What the task asks: Your reply should be one number: the count of lines holding the word "thầu".

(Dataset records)
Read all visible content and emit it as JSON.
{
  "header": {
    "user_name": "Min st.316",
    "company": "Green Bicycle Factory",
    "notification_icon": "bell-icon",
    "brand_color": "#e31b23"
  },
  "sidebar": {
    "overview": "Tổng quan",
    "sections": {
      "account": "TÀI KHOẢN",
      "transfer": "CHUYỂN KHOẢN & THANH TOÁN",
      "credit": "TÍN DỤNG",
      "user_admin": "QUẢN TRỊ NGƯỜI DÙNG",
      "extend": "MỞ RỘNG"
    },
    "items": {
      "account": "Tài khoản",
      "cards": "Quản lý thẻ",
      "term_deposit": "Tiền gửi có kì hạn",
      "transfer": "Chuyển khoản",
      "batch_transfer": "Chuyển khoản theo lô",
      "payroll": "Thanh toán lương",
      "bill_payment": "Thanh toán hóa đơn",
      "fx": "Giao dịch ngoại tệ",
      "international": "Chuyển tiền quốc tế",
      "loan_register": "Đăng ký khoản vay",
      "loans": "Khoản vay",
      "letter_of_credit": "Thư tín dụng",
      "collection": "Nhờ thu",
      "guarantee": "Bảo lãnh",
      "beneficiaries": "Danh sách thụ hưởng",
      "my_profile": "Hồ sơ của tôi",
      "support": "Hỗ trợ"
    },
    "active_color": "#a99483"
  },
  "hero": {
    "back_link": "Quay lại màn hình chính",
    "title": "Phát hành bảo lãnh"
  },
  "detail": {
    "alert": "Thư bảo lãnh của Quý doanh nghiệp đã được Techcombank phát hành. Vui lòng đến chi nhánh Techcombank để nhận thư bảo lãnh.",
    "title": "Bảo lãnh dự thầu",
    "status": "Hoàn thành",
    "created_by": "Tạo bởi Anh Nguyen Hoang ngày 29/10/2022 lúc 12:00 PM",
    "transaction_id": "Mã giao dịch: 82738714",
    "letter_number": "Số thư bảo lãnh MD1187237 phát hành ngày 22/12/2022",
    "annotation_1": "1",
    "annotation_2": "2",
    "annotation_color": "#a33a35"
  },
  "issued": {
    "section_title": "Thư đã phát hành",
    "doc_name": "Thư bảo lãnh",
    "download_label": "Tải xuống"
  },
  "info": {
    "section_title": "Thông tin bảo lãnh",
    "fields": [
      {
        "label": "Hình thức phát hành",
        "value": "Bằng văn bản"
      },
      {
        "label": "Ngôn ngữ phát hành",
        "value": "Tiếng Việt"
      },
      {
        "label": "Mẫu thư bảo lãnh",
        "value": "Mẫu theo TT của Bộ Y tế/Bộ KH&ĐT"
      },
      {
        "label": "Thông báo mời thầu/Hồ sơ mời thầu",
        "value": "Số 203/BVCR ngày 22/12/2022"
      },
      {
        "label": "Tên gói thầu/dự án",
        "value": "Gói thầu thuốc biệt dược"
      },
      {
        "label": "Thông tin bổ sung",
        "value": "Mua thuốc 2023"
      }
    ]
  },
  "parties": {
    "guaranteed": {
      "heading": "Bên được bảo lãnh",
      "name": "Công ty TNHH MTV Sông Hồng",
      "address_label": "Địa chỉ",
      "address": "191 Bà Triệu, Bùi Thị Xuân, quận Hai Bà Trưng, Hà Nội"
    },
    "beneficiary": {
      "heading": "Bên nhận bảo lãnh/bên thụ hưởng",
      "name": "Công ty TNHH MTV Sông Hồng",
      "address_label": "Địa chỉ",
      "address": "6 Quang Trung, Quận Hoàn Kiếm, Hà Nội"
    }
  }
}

Result of the task: 4